-------- Input data --------
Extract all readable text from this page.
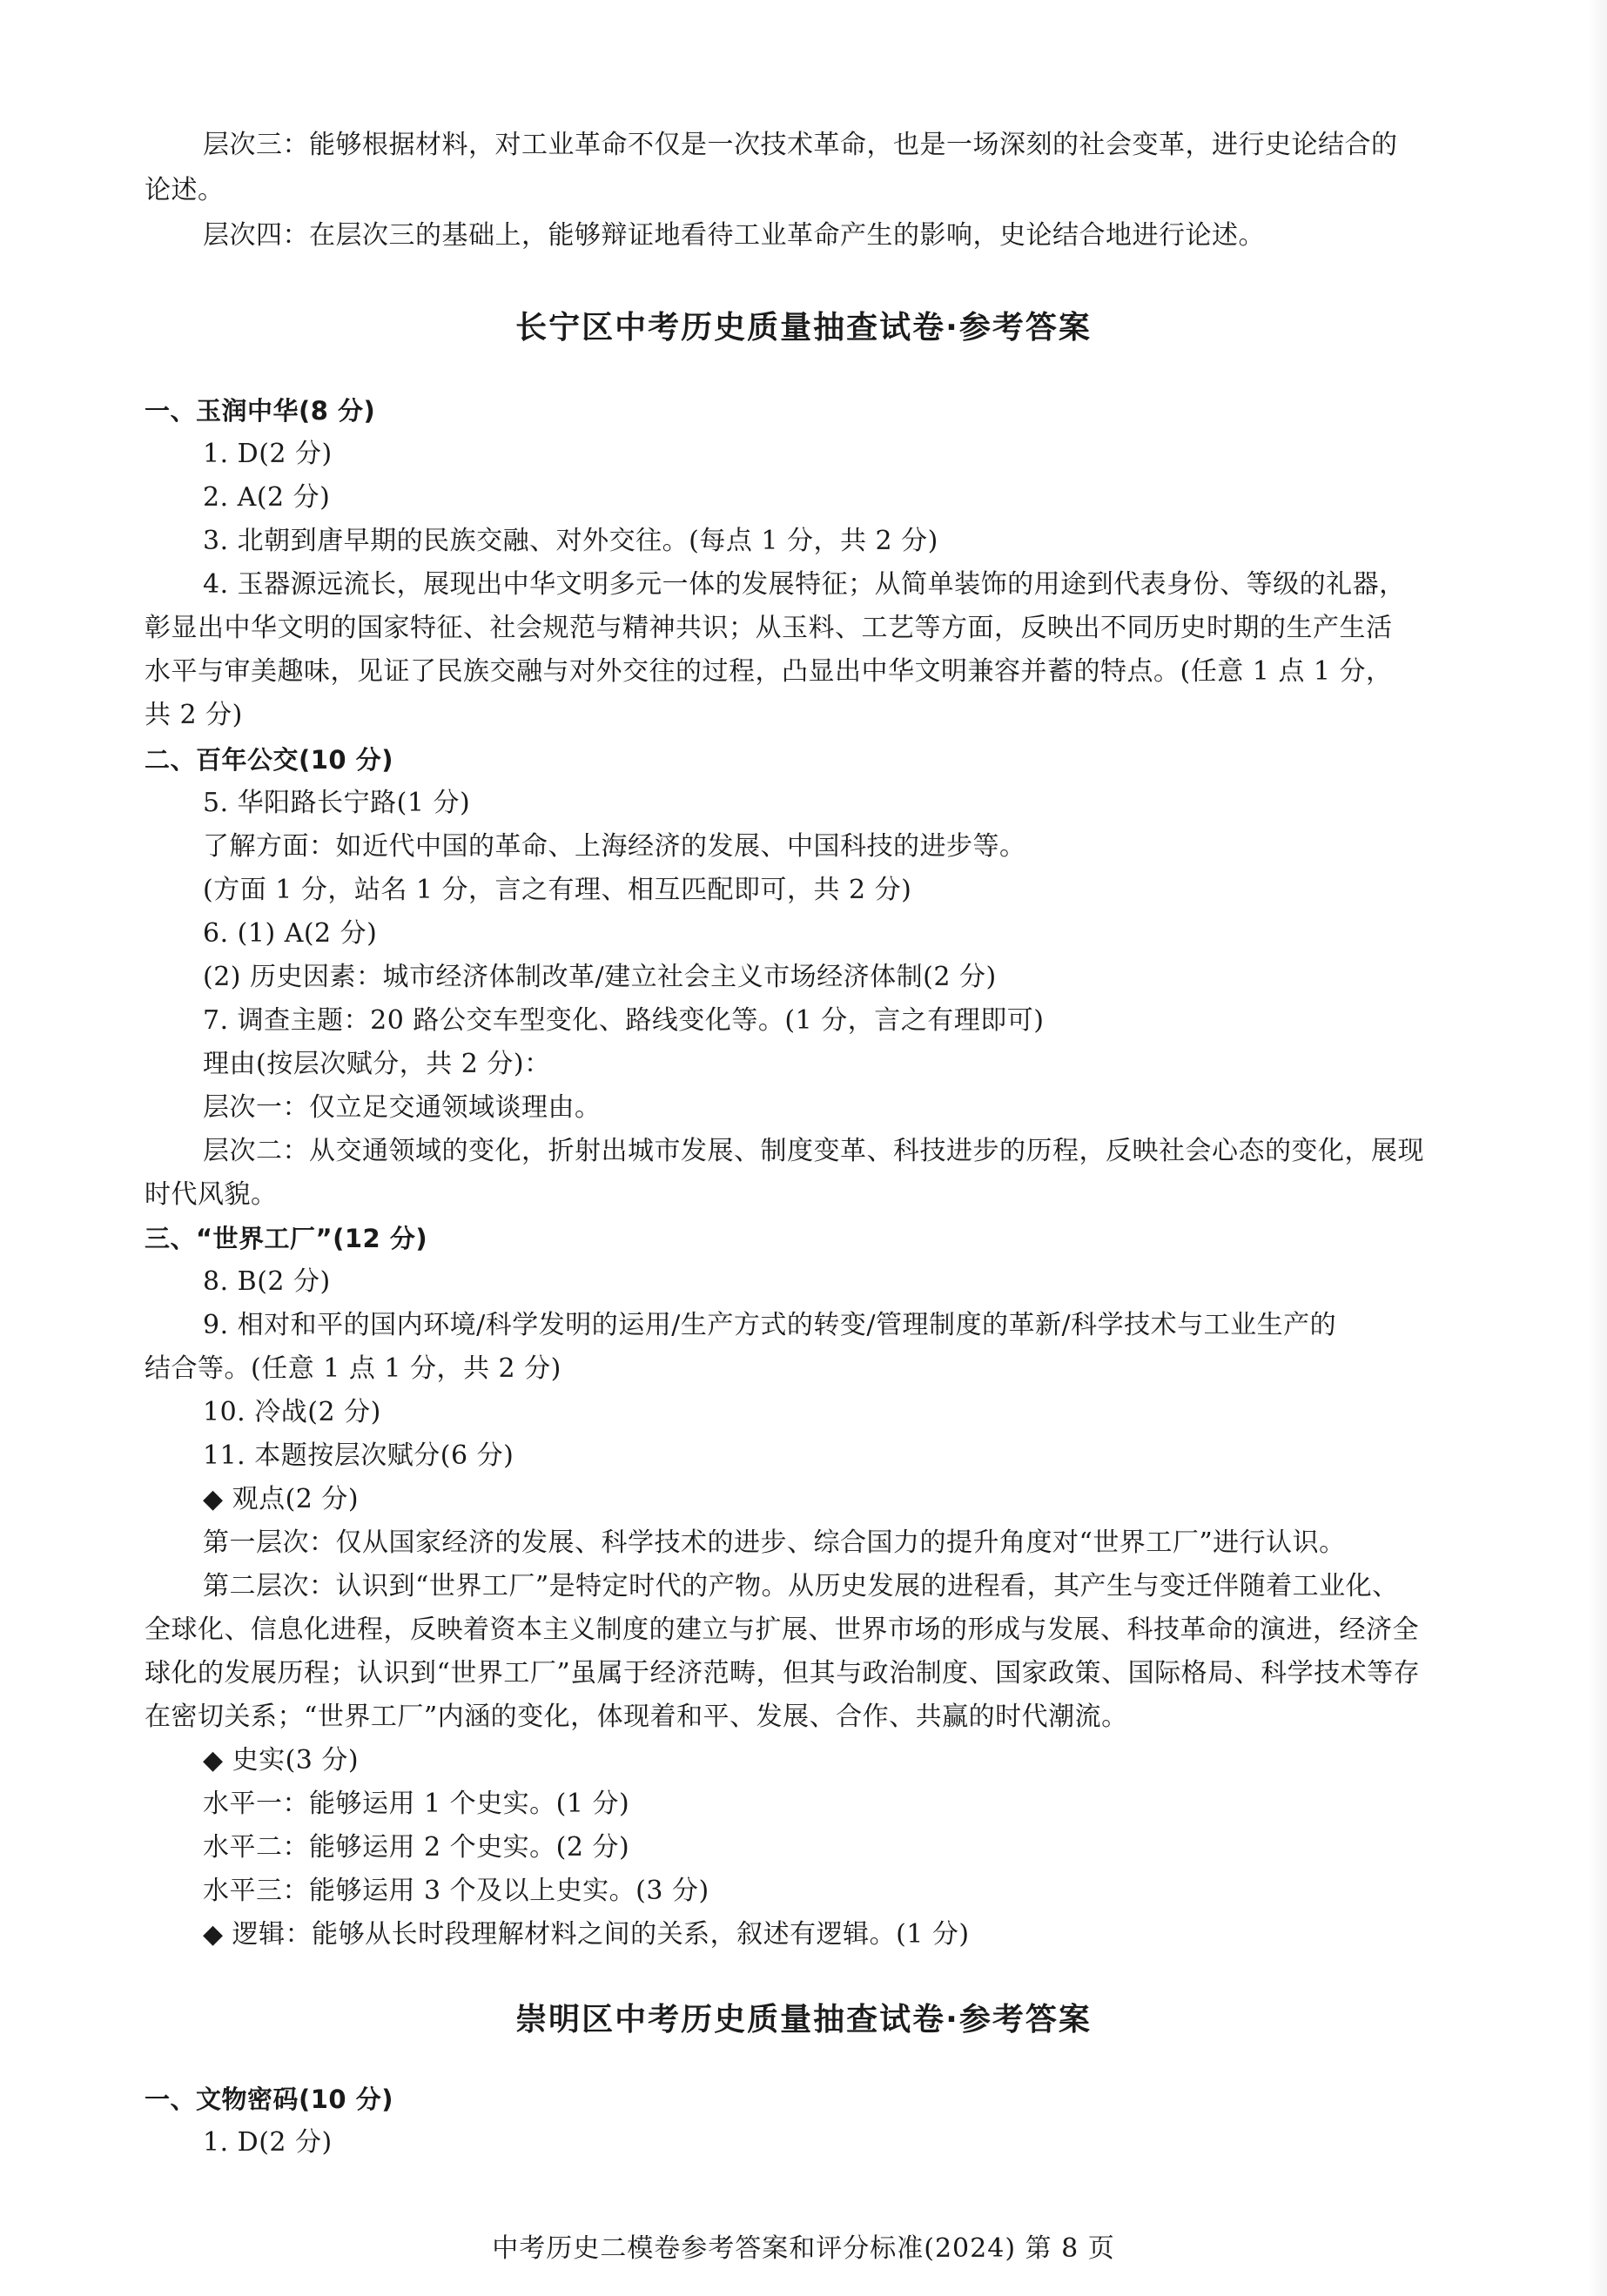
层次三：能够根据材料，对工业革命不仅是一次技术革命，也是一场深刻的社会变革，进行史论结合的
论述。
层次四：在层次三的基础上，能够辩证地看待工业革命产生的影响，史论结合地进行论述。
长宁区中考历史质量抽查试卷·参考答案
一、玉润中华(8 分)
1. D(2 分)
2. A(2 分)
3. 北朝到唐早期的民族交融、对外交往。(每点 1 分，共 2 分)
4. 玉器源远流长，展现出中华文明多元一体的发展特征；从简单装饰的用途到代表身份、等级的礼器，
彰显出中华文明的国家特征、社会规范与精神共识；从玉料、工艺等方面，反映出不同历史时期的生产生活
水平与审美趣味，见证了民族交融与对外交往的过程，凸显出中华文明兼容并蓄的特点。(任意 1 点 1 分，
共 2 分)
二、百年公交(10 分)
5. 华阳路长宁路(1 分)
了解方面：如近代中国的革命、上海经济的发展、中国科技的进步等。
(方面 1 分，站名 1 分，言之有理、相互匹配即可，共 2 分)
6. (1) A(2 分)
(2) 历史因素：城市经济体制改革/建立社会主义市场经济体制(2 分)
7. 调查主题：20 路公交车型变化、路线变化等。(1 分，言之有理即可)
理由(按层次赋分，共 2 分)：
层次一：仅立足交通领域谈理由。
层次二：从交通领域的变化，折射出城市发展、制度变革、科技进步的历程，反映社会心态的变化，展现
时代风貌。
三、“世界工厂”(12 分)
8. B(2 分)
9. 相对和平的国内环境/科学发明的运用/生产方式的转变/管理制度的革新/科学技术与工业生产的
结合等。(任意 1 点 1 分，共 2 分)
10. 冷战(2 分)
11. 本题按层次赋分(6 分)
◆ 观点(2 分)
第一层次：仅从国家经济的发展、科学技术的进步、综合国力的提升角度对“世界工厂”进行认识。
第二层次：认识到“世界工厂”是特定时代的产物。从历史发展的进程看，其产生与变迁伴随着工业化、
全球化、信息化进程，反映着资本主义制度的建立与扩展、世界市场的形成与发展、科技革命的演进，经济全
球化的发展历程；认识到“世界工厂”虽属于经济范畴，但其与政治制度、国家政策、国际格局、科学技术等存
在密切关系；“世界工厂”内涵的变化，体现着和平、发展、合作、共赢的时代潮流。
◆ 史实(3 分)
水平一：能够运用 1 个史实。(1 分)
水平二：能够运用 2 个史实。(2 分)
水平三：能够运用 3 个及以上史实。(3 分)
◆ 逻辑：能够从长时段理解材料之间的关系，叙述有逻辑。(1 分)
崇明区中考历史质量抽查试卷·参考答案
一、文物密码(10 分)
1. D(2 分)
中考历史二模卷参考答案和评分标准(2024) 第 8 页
--------
-------- Input data --------
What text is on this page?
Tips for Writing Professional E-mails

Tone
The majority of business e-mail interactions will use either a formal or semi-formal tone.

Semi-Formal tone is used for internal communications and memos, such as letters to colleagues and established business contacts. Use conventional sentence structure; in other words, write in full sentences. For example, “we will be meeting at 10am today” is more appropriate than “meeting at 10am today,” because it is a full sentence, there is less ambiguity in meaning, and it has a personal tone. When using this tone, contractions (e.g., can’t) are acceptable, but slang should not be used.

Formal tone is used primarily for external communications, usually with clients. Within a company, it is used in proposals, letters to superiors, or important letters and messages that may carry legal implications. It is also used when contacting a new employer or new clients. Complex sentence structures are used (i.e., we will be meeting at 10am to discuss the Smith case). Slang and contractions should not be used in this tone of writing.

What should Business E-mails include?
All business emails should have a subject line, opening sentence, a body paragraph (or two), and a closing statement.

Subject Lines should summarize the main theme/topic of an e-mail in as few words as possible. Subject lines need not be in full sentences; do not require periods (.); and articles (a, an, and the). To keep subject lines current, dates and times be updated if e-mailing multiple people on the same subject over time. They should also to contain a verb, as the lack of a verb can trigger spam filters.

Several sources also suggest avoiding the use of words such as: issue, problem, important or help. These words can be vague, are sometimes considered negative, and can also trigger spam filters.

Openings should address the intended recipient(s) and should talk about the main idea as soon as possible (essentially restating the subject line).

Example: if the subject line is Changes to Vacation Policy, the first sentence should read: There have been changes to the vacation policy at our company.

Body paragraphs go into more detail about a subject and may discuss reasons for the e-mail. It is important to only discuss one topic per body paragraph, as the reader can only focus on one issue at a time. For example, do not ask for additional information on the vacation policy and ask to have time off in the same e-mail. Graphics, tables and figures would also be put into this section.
--------
-------- Input data --------
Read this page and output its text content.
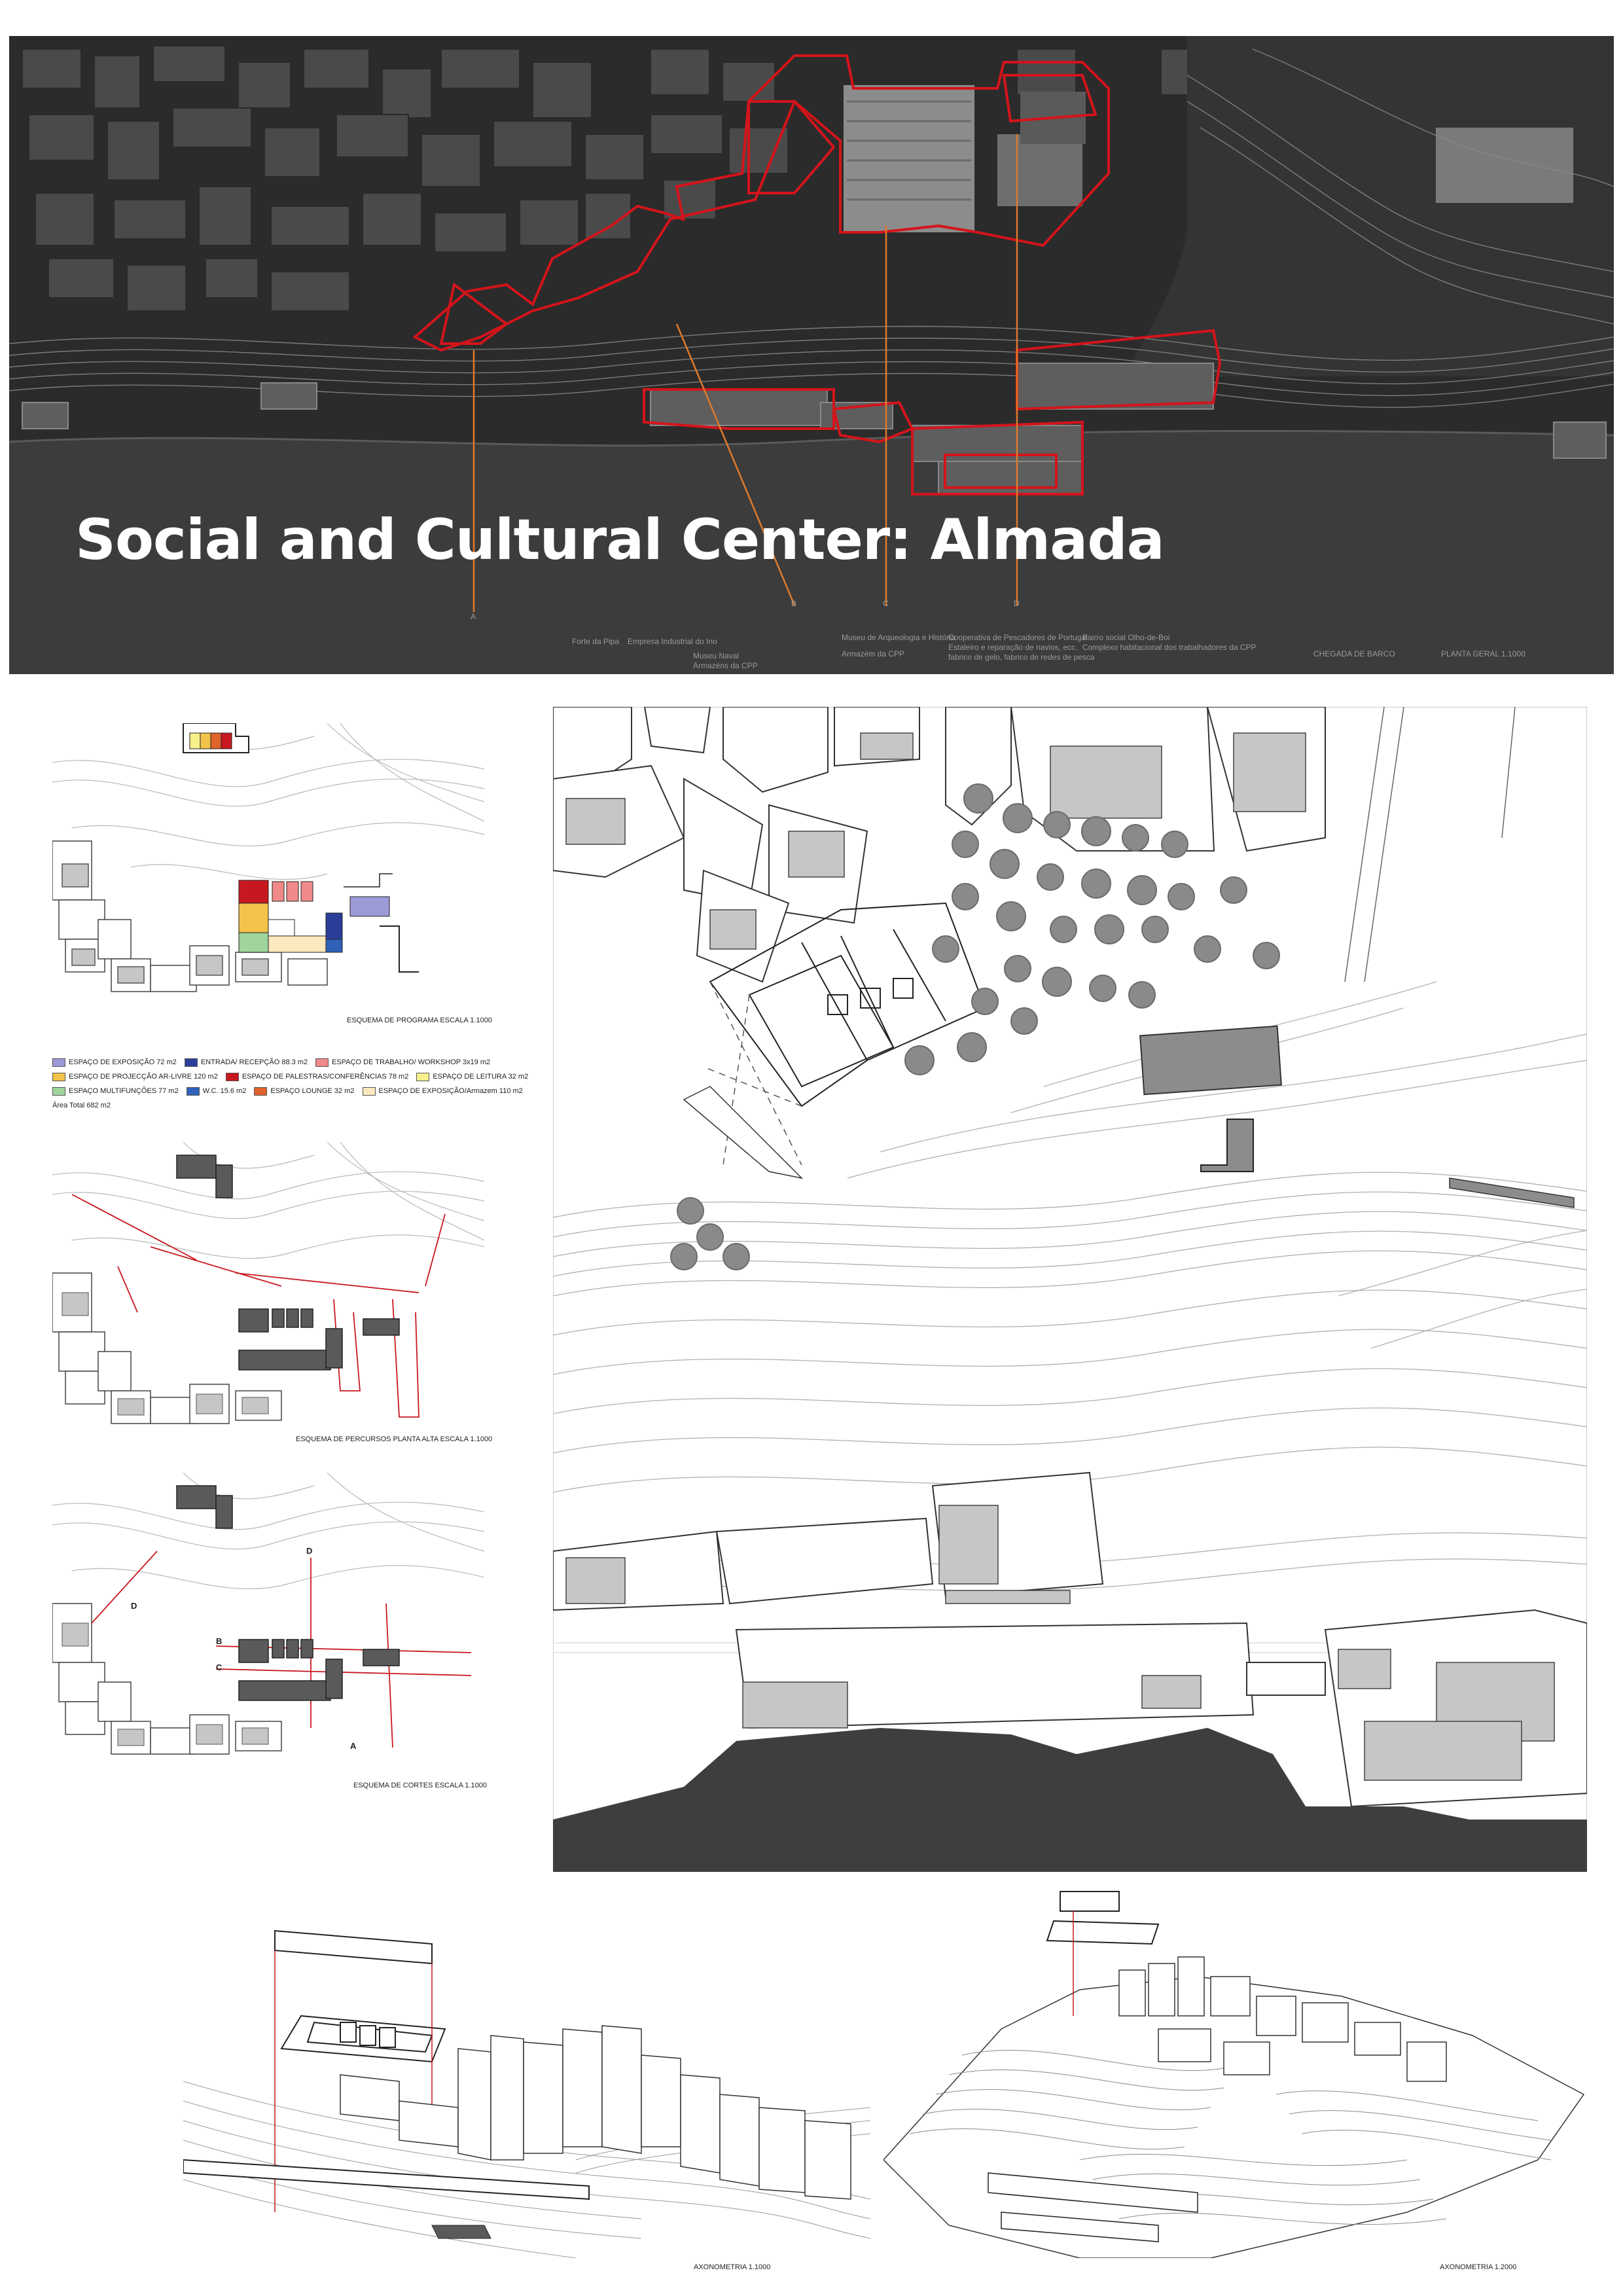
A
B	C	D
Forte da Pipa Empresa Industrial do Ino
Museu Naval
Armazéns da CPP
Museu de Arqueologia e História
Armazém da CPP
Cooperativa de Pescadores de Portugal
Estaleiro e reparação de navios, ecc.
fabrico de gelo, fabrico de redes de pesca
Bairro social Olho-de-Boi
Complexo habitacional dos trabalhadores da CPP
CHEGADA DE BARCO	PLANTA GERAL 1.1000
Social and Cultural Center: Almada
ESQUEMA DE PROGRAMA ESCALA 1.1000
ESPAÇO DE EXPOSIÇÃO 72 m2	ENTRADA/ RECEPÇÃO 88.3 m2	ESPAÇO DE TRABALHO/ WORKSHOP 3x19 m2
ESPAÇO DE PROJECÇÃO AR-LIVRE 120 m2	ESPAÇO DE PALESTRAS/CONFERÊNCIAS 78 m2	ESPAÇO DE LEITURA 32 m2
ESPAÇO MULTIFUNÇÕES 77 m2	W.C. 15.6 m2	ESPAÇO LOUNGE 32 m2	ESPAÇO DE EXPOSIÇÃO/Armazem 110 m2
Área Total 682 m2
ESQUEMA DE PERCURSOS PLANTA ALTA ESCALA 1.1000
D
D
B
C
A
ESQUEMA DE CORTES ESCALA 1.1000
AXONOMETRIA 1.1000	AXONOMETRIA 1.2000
--------
→ **Prompt**
Pick out and copy the lines of the material that include the word "important".

→ **Finished exercise**
Formal tone is used primarily for external communications, usually with clients. Within a company, it is used in proposals, letters to superiors, or important letters and messages that may carry legal implications. It is also used when contacting a new employer or new clients. Complex sentence structures are used (i.e., we will be meeting at 10am to discuss the Smith case). Slang and contractions should not be used in this tone of writing.
Several sources also suggest avoiding the use of words such as: issue, problem, important or help. These words can be vague, are sometimes considered negative, and can also trigger spam filters.
Body paragraphs go into more detail about a subject and may discuss reasons for the e-mail. It is important to only discuss one topic per body paragraph, as the reader can only focus on one issue at a time. For example, do not ask for additional information on the vacation policy and ask to have time off in the same e-mail. Graphics, tables and figures would also be put into this section.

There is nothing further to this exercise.